• [Work instructions]
Quote the data below in full, please, without altering anything.

#### Listed records ####

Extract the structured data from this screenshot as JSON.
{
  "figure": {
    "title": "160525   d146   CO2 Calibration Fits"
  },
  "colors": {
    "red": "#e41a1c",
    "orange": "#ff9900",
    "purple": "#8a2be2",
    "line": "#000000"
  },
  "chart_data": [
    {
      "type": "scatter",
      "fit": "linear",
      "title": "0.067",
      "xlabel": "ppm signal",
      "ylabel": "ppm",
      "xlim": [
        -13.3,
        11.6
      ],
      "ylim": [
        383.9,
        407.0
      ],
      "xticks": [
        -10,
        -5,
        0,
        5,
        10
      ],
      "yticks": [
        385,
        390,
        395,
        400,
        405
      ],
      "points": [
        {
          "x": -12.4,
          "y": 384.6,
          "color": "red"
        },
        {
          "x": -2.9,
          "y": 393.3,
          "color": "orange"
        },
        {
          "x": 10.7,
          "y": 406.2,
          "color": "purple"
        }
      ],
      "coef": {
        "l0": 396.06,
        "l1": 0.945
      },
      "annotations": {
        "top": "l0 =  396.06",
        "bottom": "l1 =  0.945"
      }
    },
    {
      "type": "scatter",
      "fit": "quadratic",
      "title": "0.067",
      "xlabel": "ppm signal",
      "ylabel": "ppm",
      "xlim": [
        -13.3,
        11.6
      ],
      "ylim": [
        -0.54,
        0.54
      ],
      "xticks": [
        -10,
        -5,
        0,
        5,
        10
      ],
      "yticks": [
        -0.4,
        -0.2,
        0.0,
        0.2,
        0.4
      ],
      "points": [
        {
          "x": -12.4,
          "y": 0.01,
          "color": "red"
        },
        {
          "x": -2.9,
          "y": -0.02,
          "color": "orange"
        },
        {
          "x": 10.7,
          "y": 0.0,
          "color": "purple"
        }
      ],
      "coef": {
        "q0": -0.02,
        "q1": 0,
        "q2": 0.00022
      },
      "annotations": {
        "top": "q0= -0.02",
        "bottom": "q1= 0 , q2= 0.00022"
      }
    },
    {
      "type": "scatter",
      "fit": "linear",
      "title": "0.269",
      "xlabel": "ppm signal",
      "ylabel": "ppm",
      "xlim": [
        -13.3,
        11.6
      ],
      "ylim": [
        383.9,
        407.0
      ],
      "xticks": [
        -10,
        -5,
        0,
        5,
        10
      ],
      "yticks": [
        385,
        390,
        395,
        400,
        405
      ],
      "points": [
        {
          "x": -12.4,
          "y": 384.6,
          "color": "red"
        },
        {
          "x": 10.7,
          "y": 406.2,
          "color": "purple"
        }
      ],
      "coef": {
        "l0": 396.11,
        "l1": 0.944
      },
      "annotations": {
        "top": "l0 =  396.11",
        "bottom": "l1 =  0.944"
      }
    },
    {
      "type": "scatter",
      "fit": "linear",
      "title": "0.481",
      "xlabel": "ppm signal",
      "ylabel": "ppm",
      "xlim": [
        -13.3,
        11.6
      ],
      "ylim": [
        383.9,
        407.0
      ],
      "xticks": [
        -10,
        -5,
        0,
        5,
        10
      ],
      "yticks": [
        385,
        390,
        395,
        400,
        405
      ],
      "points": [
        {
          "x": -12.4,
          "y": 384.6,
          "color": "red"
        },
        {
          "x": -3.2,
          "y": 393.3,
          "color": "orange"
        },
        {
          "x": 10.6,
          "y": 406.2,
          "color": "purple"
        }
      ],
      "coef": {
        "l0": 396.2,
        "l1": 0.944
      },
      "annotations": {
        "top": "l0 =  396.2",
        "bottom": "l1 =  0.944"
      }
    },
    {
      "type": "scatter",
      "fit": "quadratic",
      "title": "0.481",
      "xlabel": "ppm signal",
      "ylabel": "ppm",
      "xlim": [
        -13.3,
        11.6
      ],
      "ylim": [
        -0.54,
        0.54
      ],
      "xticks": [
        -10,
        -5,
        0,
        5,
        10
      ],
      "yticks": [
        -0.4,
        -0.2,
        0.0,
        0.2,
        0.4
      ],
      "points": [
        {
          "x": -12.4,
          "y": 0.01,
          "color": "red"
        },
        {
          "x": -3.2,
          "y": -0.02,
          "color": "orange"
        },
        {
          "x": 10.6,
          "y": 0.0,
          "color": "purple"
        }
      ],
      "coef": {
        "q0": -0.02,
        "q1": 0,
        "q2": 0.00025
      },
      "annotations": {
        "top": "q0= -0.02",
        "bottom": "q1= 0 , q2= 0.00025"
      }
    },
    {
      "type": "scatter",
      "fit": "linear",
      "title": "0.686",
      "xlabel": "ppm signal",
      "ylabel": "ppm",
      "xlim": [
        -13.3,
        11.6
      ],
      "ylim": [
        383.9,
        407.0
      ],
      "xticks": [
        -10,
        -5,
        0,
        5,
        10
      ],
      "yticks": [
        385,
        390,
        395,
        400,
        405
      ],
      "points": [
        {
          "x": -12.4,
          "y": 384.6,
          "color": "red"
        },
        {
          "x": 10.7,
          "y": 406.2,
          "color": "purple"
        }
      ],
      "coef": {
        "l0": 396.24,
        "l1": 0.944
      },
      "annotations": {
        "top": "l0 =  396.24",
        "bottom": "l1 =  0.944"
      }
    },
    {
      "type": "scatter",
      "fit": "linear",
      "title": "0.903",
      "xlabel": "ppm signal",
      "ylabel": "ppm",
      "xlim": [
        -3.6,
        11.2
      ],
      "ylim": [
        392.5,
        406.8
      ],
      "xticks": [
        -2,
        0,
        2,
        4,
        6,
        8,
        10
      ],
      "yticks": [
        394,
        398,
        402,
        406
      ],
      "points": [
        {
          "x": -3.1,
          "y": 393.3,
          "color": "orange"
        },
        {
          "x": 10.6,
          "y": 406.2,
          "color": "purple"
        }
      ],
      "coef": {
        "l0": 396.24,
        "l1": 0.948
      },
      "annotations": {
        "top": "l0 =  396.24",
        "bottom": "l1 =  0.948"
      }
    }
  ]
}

####

• [The solution]
Extract the structured data from this screenshot as JSON.
{
  "figure": {
    "title": "160525   d146   CO2 Calibration Fits"
  },
  "colors": {
    "red": "#e41a1c",
    "orange": "#ff9900",
    "purple": "#8a2be2",
    "line": "#000000"
  },
  "chart_data": [
    {
      "type": "scatter",
      "fit": "linear",
      "title": "0.067",
      "xlabel": "ppm signal",
      "ylabel": "ppm",
      "xlim": [
        -13.3,
        11.6
      ],
      "ylim": [
        383.9,
        407.0
      ],
      "xticks": [
        -10,
        -5,
        0,
        5,
        10
      ],
      "yticks": [
        385,
        390,
        395,
        400,
        405
      ],
      "points": [
        {
          "x": -12.4,
          "y": 384.6,
          "color": "red"
        },
        {
          "x": -2.9,
          "y": 393.3,
          "color": "orange"
        },
        {
          "x": 10.7,
          "y": 406.2,
          "color": "purple"
        }
      ],
      "coef": {
        "l0": 396.06,
        "l1": 0.945
      },
      "annotations": {
        "top": "l0 =  396.06",
        "bottom": "l1 =  0.945"
      }
    },
    {
      "type": "scatter",
      "fit": "quadratic",
      "title": "0.067",
      "xlabel": "ppm signal",
      "ylabel": "ppm",
      "xlim": [
        -13.3,
        11.6
      ],
      "ylim": [
        -0.54,
        0.54
      ],
      "xticks": [
        -10,
        -5,
        0,
        5,
        10
      ],
      "yticks": [
        -0.4,
        -0.2,
        0.0,
        0.2,
        0.4
      ],
      "points": [
        {
          "x": -12.4,
          "y": 0.01,
          "color": "red"
        },
        {
          "x": -2.9,
          "y": -0.02,
          "color": "orange"
        },
        {
          "x": 10.7,
          "y": 0.0,
          "color": "purple"
        }
      ],
      "coef": {
        "q0": -0.02,
        "q1": 0,
        "q2": 0.00022
      },
      "annotations": {
        "top": "q0= -0.02",
        "bottom": "q1= 0 , q2= 0.00022"
      }
    },
    {
      "type": "scatter",
      "fit": "linear",
      "title": "0.269",
      "xlabel": "ppm signal",
      "ylabel": "ppm",
      "xlim": [
        -13.3,
        11.6
      ],
      "ylim": [
        383.9,
        407.0
      ],
      "xticks": [
        -10,
        -5,
        0,
        5,
        10
      ],
      "yticks": [
        385,
        390,
        395,
        400,
        405
      ],
      "points": [
        {
          "x": -12.4,
          "y": 384.6,
          "color": "red"
        },
        {
          "x": 10.7,
          "y": 406.2,
          "color": "purple"
        }
      ],
      "coef": {
        "l0": 396.11,
        "l1": 0.944
      },
      "annotations": {
        "top": "l0 =  396.11",
        "bottom": "l1 =  0.944"
      }
    },
    {
      "type": "scatter",
      "fit": "linear",
      "title": "0.481",
      "xlabel": "ppm signal",
      "ylabel": "ppm",
      "xlim": [
        -13.3,
        11.6
      ],
      "ylim": [
        383.9,
        407.0
      ],
      "xticks": [
        -10,
        -5,
        0,
        5,
        10
      ],
      "yticks": [
        385,
        390,
        395,
        400,
        405
      ],
      "points": [
        {
          "x": -12.4,
          "y": 384.6,
          "color": "red"
        },
        {
          "x": -3.2,
          "y": 393.3,
          "color": "orange"
        },
        {
          "x": 10.6,
          "y": 406.2,
          "color": "purple"
        }
      ],
      "coef": {
        "l0": 396.2,
        "l1": 0.944
      },
      "annotations": {
        "top": "l0 =  396.2",
        "bottom": "l1 =  0.944"
      }
    },
    {
      "type": "scatter",
      "fit": "quadratic",
      "title": "0.481",
      "xlabel": "ppm signal",
      "ylabel": "ppm",
      "xlim": [
        -13.3,
        11.6
      ],
      "ylim": [
        -0.54,
        0.54
      ],
      "xticks": [
        -10,
        -5,
        0,
        5,
        10
      ],
      "yticks": [
        -0.4,
        -0.2,
        0.0,
        0.2,
        0.4
      ],
      "points": [
        {
          "x": -12.4,
          "y": 0.01,
          "color": "red"
        },
        {
          "x": -3.2,
          "y": -0.02,
          "color": "orange"
        },
        {
          "x": 10.6,
          "y": 0.0,
          "color": "purple"
        }
      ],
      "coef": {
        "q0": -0.02,
        "q1": 0,
        "q2": 0.00025
      },
      "annotations": {
        "top": "q0= -0.02",
        "bottom": "q1= 0 , q2= 0.00025"
      }
    },
    {
      "type": "scatter",
      "fit": "linear",
      "title": "0.686",
      "xlabel": "ppm signal",
      "ylabel": "ppm",
      "xlim": [
        -13.3,
        11.6
      ],
      "ylim": [
        383.9,
        407.0
      ],
      "xticks": [
        -10,
        -5,
        0,
        5,
        10
      ],
      "yticks": [
        385,
        390,
        395,
        400,
        405
      ],
      "points": [
        {
          "x": -12.4,
          "y": 384.6,
          "color": "red"
        },
        {
          "x": 10.7,
          "y": 406.2,
          "color": "purple"
        }
      ],
      "coef": {
        "l0": 396.24,
        "l1": 0.944
      },
      "annotations": {
        "top": "l0 =  396.24",
        "bottom": "l1 =  0.944"
      }
    },
    {
      "type": "scatter",
      "fit": "linear",
      "title": "0.903",
      "xlabel": "ppm signal",
      "ylabel": "ppm",
      "xlim": [
        -3.6,
        11.2
      ],
      "ylim": [
        392.5,
        406.8
      ],
      "xticks": [
        -2,
        0,
        2,
        4,
        6,
        8,
        10
      ],
      "yticks": [
        394,
        398,
        402,
        406
      ],
      "points": [
        {
          "x": -3.1,
          "y": 393.3,
          "color": "orange"
        },
        {
          "x": 10.6,
          "y": 406.2,
          "color": "purple"
        }
      ],
      "coef": {
        "l0": 396.24,
        "l1": 0.948
      },
      "annotations": {
        "top": "l0 =  396.24",
        "bottom": "l1 =  0.948"
      }
    }
  ]
}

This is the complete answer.